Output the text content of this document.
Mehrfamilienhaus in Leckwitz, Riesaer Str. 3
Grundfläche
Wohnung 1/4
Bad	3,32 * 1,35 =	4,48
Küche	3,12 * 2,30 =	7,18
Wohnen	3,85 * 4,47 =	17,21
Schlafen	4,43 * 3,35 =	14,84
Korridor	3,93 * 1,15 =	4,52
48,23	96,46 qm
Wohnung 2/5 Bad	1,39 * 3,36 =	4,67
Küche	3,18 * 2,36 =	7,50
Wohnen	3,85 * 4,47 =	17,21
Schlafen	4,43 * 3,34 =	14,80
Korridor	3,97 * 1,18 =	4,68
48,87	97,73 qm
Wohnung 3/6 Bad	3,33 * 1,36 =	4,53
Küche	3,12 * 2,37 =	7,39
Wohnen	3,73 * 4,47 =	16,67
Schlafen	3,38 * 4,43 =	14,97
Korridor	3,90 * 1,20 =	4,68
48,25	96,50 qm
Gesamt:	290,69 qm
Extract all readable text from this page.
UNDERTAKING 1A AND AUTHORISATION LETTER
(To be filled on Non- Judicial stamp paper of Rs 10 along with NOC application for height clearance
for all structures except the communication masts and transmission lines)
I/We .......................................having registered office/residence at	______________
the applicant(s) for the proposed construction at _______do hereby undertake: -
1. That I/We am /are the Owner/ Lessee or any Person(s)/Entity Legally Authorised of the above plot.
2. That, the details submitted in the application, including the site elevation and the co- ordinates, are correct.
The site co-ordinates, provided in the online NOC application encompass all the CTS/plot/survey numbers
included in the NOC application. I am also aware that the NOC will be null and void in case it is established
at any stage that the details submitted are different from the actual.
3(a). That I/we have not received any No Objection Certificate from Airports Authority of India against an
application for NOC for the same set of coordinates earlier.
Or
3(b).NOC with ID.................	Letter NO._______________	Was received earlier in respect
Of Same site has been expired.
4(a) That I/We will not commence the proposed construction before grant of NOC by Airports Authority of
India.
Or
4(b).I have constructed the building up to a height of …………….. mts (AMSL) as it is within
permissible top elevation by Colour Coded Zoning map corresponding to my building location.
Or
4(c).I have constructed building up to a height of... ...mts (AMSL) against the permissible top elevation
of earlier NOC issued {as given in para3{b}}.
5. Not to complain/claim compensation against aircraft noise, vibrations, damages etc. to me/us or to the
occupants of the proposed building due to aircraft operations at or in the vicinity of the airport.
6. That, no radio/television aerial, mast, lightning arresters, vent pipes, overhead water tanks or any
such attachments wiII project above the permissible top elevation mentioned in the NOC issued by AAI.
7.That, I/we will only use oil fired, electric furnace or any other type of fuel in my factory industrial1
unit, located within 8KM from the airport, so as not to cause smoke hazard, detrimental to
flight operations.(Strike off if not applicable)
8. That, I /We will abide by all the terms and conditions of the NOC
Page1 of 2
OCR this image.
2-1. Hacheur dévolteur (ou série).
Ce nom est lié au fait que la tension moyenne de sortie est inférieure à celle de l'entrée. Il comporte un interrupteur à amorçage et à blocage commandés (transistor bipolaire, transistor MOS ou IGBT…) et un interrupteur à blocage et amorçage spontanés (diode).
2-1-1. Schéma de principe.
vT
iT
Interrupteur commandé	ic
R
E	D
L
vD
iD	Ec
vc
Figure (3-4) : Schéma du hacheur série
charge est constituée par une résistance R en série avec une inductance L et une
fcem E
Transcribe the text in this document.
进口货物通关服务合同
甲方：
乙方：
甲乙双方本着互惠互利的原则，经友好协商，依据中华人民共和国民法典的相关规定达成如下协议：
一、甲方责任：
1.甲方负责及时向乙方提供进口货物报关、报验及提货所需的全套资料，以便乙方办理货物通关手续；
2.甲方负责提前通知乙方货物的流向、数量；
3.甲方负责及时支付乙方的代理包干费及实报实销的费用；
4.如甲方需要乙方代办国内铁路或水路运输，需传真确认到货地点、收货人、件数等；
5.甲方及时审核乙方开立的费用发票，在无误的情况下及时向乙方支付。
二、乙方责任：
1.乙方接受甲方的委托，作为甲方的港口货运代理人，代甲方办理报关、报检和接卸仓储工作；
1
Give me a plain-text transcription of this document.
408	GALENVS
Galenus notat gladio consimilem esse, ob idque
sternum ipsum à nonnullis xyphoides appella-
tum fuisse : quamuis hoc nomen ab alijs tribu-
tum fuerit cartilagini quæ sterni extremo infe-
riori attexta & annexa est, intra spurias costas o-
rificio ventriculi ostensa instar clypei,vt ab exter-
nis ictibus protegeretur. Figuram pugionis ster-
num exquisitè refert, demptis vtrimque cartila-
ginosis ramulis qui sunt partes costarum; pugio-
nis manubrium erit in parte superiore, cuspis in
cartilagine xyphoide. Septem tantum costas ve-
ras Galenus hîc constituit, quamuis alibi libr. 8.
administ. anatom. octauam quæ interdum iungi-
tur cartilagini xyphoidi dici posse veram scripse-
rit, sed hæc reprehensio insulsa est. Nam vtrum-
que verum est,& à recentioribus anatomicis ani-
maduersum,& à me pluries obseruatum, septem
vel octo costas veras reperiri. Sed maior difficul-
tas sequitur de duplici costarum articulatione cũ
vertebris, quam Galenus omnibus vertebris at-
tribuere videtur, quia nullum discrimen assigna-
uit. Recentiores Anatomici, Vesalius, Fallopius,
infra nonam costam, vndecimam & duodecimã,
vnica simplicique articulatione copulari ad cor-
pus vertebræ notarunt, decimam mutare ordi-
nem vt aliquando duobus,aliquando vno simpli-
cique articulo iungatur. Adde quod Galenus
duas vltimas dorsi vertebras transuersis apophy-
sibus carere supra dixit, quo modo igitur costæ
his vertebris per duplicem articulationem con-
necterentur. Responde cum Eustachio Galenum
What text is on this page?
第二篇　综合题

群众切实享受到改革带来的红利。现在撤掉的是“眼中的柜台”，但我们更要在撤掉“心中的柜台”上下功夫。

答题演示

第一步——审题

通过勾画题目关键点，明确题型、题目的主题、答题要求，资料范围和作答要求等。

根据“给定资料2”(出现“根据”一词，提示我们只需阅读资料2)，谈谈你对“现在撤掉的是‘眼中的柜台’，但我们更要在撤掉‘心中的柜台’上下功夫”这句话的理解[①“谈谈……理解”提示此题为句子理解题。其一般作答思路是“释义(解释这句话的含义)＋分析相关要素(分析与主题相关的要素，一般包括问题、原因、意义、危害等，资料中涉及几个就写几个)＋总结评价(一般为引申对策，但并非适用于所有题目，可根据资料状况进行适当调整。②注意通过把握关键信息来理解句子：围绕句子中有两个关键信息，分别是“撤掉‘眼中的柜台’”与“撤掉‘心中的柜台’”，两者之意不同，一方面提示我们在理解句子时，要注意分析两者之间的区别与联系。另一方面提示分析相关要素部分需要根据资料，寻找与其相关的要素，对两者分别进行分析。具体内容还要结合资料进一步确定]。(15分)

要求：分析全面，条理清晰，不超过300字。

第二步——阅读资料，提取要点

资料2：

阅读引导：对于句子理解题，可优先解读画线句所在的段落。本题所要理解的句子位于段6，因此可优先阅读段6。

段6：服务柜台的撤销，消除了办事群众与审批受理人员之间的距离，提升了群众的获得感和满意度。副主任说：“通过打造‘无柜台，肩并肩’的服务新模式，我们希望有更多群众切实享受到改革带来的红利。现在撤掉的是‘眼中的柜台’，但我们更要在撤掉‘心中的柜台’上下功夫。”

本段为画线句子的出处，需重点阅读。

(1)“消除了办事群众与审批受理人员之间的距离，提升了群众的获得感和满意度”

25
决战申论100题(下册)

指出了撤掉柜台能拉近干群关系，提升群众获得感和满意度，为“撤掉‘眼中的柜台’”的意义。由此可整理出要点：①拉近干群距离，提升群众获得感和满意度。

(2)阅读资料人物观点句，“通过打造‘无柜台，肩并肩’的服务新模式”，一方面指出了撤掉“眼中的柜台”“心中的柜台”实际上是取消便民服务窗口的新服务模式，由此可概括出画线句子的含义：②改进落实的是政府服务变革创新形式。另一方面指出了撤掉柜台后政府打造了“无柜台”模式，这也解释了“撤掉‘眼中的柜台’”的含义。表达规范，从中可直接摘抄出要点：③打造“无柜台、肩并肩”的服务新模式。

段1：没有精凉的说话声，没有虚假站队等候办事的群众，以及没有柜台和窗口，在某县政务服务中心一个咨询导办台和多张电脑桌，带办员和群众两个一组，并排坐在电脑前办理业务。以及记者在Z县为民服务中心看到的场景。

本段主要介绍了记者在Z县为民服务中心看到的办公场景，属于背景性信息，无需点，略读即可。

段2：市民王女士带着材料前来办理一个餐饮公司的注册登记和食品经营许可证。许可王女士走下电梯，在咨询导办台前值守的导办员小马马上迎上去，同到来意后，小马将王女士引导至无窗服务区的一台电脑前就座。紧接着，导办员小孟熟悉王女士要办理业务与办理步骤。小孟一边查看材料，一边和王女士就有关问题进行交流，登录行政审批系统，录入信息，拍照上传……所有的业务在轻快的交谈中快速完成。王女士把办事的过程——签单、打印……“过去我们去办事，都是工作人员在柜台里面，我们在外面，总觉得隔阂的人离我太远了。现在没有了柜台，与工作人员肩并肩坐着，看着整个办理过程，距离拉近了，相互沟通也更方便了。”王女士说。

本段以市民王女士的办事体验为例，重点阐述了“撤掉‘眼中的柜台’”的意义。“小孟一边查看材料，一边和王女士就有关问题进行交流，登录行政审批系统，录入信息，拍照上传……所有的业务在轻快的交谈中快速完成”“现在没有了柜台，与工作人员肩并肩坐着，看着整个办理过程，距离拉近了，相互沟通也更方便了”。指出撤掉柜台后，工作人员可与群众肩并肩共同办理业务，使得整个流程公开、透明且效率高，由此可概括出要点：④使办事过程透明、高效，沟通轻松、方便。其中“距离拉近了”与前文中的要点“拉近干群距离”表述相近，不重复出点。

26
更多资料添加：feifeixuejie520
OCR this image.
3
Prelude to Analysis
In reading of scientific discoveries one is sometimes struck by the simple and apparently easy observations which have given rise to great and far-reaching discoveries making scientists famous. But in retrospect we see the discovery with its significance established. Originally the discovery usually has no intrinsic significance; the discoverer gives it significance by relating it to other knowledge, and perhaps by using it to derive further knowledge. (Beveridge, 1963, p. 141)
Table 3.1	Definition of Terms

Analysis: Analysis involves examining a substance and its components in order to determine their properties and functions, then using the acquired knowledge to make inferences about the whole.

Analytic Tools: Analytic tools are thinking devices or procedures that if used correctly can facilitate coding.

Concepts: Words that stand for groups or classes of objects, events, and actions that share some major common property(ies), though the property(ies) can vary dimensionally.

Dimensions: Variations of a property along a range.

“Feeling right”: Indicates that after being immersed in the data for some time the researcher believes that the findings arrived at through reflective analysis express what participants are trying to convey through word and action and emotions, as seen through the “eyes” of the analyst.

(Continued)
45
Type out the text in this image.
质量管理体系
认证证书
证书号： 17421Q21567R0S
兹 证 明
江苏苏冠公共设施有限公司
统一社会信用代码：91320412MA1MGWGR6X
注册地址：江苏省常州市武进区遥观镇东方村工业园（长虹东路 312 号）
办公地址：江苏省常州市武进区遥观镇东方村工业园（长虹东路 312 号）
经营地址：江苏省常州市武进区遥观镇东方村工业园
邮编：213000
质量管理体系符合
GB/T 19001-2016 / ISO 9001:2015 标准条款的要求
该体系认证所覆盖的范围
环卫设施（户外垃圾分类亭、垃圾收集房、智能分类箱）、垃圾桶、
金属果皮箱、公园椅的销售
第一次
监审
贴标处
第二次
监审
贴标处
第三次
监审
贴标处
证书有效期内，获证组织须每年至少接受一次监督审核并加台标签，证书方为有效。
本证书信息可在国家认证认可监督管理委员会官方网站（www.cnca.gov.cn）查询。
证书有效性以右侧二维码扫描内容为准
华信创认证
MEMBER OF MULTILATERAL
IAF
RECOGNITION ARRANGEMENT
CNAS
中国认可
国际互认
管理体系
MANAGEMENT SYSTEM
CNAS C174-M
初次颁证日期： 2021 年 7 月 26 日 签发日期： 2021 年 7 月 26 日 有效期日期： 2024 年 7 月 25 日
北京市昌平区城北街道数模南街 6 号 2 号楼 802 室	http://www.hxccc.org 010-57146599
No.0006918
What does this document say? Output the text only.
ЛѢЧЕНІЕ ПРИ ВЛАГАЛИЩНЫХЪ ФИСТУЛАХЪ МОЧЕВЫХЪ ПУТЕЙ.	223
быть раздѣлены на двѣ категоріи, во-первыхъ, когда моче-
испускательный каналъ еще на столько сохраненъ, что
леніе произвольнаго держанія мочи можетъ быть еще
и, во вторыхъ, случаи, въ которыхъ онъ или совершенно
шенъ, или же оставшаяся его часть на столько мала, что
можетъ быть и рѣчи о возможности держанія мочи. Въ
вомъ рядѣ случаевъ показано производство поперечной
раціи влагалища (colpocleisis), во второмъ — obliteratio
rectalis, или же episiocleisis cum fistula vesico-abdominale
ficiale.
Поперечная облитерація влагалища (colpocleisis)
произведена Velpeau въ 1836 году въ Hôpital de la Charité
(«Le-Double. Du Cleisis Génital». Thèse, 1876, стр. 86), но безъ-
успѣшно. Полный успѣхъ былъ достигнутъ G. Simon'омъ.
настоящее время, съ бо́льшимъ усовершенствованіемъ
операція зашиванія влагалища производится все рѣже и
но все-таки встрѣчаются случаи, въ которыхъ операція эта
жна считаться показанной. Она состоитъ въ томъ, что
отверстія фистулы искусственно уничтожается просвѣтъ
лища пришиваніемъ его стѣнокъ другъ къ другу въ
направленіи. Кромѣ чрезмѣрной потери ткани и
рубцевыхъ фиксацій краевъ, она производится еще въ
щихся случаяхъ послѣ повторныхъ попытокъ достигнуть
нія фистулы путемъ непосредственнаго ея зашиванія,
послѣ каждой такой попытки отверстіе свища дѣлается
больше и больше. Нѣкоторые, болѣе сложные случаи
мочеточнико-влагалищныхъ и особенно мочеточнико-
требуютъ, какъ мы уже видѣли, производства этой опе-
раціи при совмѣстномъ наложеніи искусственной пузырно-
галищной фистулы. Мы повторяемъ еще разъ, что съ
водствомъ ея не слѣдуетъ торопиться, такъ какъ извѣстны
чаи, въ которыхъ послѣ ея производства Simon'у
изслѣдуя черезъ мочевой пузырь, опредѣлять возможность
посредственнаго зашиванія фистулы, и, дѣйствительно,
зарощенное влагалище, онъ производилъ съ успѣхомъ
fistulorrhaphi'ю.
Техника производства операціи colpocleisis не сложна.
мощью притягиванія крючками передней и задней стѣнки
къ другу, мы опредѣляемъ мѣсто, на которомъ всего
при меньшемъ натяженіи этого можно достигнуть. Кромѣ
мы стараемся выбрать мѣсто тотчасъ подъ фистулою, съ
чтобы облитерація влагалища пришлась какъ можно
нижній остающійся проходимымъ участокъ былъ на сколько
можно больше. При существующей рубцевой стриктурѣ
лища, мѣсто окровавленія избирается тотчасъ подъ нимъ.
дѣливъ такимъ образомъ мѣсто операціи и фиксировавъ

══════

* **Exercise directions**: Collect every line with the string "достигнуть" from the records, and copy each.

* **Response to this exercise**:
щихся случаяхъ послѣ повторныхъ попытокъ достигнуть
при меньшемъ натяженіи этого можно достигнуть. Кромѣ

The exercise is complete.